»»

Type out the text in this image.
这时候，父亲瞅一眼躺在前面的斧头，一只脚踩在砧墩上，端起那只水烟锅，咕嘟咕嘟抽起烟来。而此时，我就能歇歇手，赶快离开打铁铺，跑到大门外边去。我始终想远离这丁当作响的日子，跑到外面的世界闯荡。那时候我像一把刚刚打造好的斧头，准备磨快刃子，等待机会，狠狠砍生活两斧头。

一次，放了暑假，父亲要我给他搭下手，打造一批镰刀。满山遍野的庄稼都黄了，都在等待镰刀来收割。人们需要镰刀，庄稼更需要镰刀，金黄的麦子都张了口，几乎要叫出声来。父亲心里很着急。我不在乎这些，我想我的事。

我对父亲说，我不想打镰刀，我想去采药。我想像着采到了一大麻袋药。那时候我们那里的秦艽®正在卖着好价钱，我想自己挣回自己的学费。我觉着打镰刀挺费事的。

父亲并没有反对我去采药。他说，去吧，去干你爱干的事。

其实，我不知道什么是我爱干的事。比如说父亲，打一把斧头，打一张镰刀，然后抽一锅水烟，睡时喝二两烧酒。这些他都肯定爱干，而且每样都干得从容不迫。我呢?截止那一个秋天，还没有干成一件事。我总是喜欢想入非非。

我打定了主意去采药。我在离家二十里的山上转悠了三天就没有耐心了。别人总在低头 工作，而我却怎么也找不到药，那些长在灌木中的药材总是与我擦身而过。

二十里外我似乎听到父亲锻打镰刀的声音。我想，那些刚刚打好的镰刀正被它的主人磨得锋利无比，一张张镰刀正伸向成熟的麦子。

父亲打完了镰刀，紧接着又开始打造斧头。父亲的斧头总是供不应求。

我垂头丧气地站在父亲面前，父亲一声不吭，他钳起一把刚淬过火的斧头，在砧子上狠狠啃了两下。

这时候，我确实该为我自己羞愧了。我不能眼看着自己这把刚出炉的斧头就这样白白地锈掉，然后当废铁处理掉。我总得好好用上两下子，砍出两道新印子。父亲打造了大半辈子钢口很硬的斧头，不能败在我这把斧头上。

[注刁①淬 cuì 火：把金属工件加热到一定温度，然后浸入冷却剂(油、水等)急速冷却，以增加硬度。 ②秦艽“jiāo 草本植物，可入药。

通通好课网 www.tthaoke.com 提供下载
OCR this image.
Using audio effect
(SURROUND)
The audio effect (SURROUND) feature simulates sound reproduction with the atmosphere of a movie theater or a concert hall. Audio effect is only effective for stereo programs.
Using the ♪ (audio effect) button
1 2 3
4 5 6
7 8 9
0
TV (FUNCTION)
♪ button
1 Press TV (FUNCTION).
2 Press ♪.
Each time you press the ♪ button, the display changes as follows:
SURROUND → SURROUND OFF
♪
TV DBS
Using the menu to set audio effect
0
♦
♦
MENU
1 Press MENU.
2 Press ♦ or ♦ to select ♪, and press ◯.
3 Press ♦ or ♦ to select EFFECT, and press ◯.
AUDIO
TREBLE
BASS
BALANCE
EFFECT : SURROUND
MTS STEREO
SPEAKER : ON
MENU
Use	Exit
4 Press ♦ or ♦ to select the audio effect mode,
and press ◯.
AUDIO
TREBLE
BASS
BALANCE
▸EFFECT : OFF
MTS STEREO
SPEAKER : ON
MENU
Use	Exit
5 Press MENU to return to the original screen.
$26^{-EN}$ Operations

««

> [TASK TO COMPLETE] Provide an exact reproduction of all the entries shown above.

> [ANSWER FOR THIS EXERCISE]
Type out the text in this image.
这时候，父亲瞅一眼躺在前面的斧头，一只脚踩在砧墩上，端起那只水烟锅，咕嘟咕嘟抽起烟来。而此时，我就能歇歇手，赶快离开打铁铺，跑到大门外边去。我始终想远离这丁当作响的日子，跑到外面的世界闯荡。那时候我像一把刚刚打造好的斧头，准备磨快刃子，等待机会，狠狠砍生活两斧头。

一次，放了暑假，父亲要我给他搭下手，打造一批镰刀。满山遍野的庄稼都黄了，都在等待镰刀来收割。人们需要镰刀，庄稼更需要镰刀，金黄的麦子都张了口，几乎要叫出声来。父亲心里很着急。我不在乎这些，我想我的事。

我对父亲说，我不想打镰刀，我想去采药。我想像着采到了一大麻袋药。那时候我们那里的秦艽®正在卖着好价钱，我想自己挣回自己的学费。我觉着打镰刀挺费事的。

父亲并没有反对我去采药。他说，去吧，去干你爱干的事。

其实，我不知道什么是我爱干的事。比如说父亲，打一把斧头，打一张镰刀，然后抽一锅水烟，睡时喝二两烧酒。这些他都肯定爱干，而且每样都干得从容不迫。我呢?截止那一个秋天，还没有干成一件事。我总是喜欢想入非非。

我打定了主意去采药。我在离家二十里的山上转悠了三天就没有耐心了。别人总在低头 工作，而我却怎么也找不到药，那些长在灌木中的药材总是与我擦身而过。

二十里外我似乎听到父亲锻打镰刀的声音。我想，那些刚刚打好的镰刀正被它的主人磨得锋利无比，一张张镰刀正伸向成熟的麦子。

父亲打完了镰刀，紧接着又开始打造斧头。父亲的斧头总是供不应求。

我垂头丧气地站在父亲面前，父亲一声不吭，他钳起一把刚淬过火的斧头，在砧子上狠狠啃了两下。

这时候，我确实该为我自己羞愧了。我不能眼看着自己这把刚出炉的斧头就这样白白地锈掉，然后当废铁处理掉。我总得好好用上两下子，砍出两道新印子。父亲打造了大半辈子钢口很硬的斧头，不能败在我这把斧头上。

[注刁①淬 cuì 火：把金属工件加热到一定温度，然后浸入冷却剂(油、水等)急速冷却，以增加硬度。 ②秦艽“jiāo 草本植物，可入药。

通通好课网 www.tthaoke.com 提供下载
OCR this image.
Using audio effect
(SURROUND)
The audio effect (SURROUND) feature simulates sound reproduction with the atmosphere of a movie theater or a concert hall. Audio effect is only effective for stereo programs.
Using the ♪ (audio effect) button
1 2 3
4 5 6
7 8 9
0
TV (FUNCTION)
♪ button
1 Press TV (FUNCTION).
2 Press ♪.
Each time you press the ♪ button, the display changes as follows:
SURROUND → SURROUND OFF
♪
TV DBS
Using the menu to set audio effect
0
♦
♦
MENU
1 Press MENU.
2 Press ♦ or ♦ to select ♪, and press ◯.
3 Press ♦ or ♦ to select EFFECT, and press ◯.
AUDIO
TREBLE
BASS
BALANCE
EFFECT : SURROUND
MTS STEREO
SPEAKER : ON
MENU
Use	Exit
4 Press ♦ or ♦ to select the audio effect mode,
and press ◯.
AUDIO
TREBLE
BASS
BALANCE
▸EFFECT : OFF
MTS STEREO
SPEAKER : ON
MENU
Use	Exit
5 Press MENU to return to the original screen.
$26^{-EN}$ Operations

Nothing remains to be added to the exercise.